→ **GIVEN DATA**

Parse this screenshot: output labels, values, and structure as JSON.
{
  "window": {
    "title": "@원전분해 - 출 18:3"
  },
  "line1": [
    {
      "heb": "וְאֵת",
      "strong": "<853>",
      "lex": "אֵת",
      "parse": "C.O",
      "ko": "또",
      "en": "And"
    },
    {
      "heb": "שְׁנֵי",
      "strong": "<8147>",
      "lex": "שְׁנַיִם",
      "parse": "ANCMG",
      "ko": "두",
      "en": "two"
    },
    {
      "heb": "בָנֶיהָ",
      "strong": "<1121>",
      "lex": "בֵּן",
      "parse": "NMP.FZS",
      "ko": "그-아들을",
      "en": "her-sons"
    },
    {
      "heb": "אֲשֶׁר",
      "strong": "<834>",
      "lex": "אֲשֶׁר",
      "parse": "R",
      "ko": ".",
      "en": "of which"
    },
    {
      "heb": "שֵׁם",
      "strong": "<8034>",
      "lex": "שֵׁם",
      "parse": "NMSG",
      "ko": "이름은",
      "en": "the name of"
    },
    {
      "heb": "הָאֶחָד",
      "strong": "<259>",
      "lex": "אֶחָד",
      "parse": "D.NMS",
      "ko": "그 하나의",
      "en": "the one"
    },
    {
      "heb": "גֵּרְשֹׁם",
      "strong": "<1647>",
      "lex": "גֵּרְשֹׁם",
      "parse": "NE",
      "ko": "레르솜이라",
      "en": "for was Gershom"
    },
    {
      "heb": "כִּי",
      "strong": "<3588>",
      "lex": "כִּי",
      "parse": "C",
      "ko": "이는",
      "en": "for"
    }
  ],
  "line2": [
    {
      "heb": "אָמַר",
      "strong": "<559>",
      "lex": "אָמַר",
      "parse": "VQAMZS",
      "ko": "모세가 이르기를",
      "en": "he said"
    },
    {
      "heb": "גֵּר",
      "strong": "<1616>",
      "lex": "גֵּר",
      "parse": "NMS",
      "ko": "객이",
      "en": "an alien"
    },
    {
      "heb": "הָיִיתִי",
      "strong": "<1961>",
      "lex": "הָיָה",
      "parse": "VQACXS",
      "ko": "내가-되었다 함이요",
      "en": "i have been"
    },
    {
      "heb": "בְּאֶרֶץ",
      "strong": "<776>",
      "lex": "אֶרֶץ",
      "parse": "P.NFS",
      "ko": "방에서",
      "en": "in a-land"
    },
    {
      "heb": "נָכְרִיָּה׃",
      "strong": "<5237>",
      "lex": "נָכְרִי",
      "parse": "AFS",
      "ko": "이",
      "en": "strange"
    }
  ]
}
--
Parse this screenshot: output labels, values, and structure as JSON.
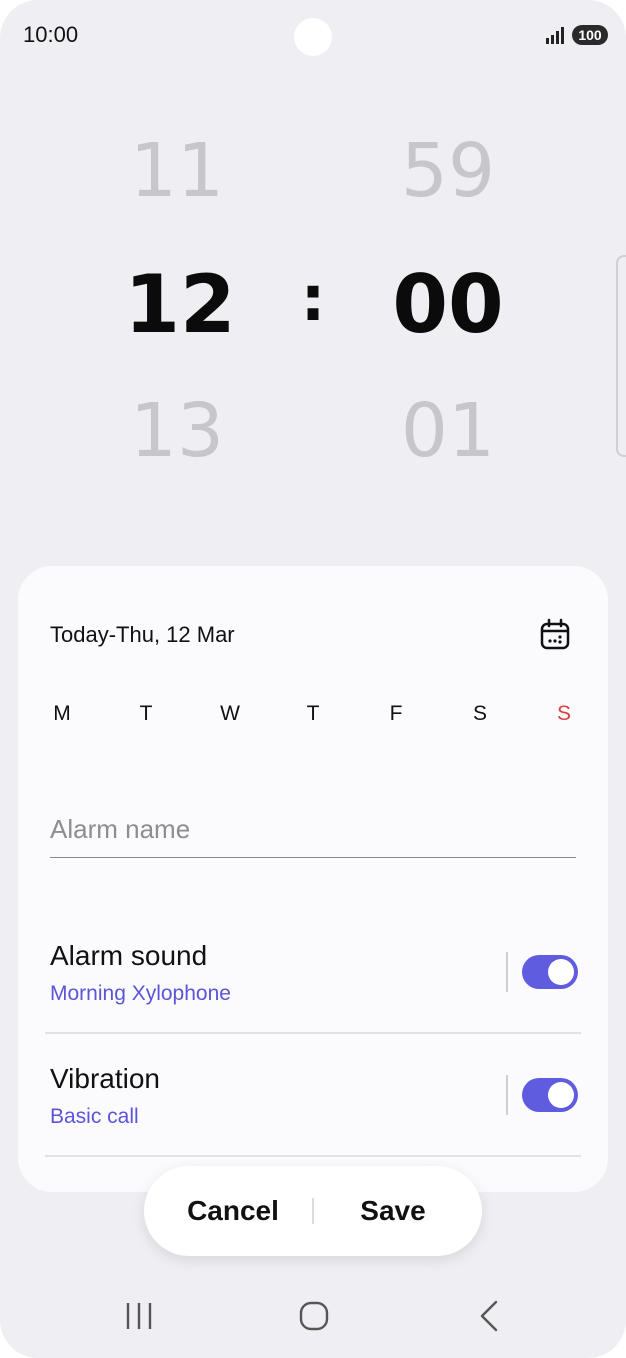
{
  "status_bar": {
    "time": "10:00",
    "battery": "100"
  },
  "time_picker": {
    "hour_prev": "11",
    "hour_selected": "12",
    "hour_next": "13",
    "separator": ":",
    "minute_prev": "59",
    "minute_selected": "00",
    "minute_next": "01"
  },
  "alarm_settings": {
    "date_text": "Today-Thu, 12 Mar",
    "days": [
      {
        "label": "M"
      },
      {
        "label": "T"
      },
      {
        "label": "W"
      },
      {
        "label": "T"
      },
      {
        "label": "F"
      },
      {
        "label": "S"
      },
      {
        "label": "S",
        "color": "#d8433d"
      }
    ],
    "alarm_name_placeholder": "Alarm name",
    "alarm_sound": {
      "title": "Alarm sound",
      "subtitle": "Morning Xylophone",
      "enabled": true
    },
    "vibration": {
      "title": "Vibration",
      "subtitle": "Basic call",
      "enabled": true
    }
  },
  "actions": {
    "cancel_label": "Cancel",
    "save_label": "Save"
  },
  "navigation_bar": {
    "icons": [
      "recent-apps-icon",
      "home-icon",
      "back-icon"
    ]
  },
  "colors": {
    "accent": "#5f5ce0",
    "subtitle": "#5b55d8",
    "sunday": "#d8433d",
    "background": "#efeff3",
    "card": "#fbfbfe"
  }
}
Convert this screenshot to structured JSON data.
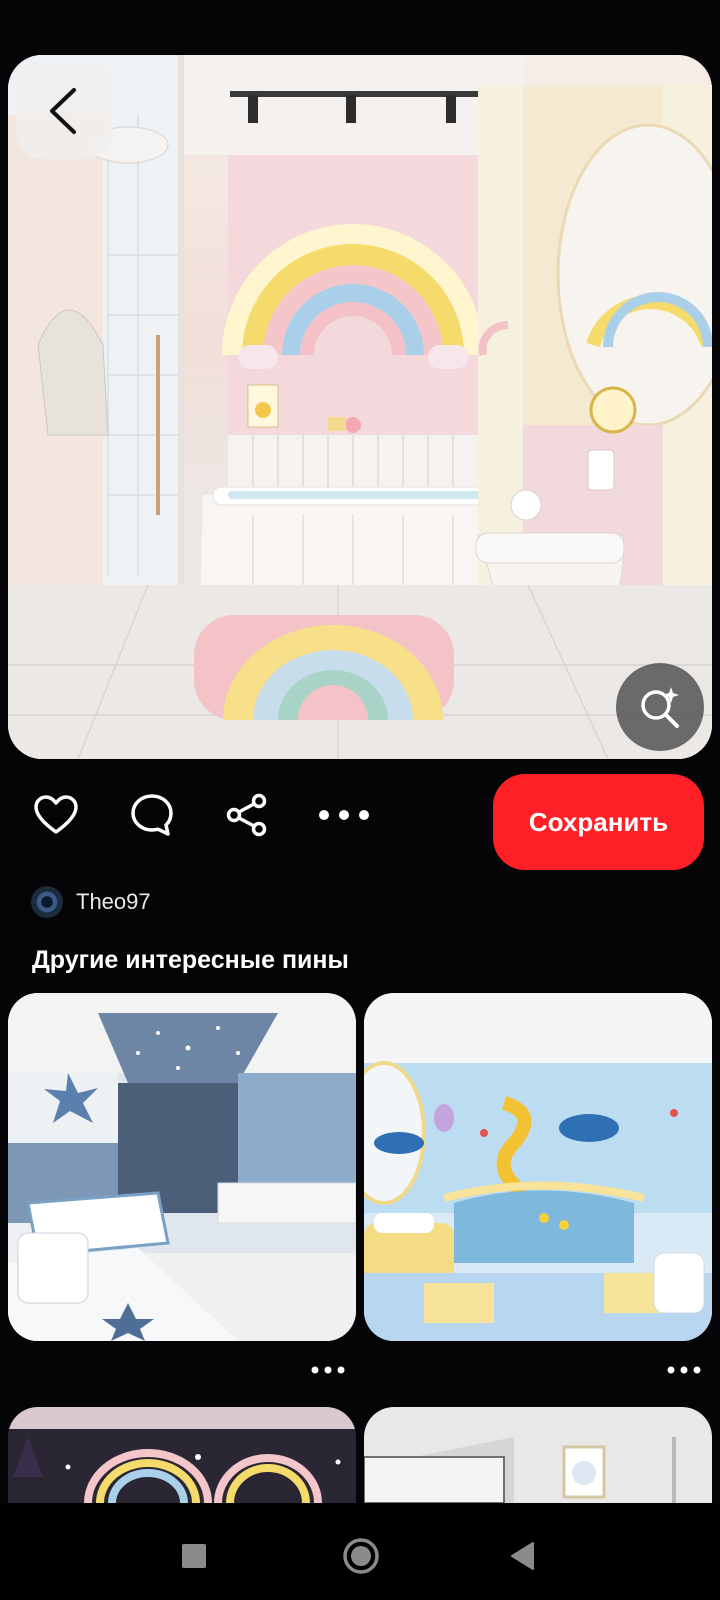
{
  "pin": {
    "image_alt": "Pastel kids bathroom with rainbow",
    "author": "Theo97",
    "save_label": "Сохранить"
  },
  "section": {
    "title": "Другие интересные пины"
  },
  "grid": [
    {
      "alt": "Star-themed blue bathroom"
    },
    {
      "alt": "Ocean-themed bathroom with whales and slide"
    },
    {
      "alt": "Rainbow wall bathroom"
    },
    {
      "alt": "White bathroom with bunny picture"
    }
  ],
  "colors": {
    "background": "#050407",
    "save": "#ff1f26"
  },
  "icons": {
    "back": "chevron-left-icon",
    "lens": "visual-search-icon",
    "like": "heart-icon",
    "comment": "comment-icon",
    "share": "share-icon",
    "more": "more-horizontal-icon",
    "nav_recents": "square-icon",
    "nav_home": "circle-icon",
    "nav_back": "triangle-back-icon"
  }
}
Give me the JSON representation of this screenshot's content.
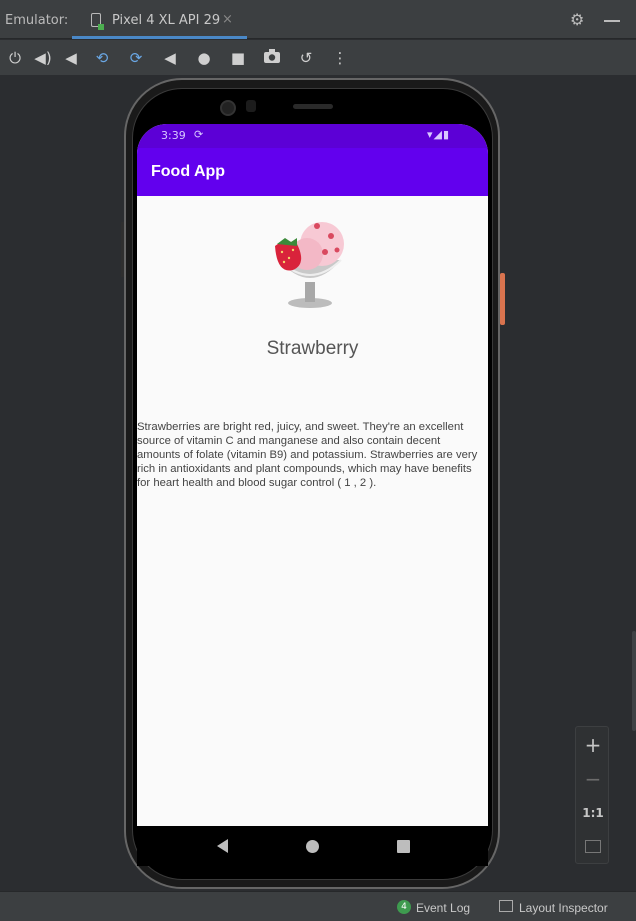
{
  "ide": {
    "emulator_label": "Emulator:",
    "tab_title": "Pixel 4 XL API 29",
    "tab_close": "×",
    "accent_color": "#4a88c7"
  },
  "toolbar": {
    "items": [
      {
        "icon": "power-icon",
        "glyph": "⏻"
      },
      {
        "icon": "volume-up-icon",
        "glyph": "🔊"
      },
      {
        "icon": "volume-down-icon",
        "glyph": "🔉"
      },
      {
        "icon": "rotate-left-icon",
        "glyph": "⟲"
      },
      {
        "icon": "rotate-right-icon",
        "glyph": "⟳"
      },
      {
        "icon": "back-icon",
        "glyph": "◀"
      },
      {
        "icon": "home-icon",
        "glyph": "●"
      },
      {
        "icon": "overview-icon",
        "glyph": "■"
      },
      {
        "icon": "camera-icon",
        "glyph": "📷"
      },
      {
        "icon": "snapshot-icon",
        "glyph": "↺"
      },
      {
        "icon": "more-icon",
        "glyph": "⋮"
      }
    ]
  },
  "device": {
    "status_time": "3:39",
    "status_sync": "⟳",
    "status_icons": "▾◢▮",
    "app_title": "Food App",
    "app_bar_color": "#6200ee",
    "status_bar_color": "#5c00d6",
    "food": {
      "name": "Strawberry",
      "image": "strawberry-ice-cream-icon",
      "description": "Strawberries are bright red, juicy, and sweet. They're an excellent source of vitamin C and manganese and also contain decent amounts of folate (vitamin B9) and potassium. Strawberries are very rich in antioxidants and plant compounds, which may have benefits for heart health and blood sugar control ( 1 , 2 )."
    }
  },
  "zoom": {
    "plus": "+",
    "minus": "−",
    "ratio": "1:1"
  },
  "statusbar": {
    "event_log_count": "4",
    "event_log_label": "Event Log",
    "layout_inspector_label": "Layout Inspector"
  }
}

→ **TASK REQUIREMENTS**
Report all lines of the data that include the word "rotate".

→ **THE RESULT**
        "icon": "rotate-left-icon",
        "icon": "rotate-right-icon",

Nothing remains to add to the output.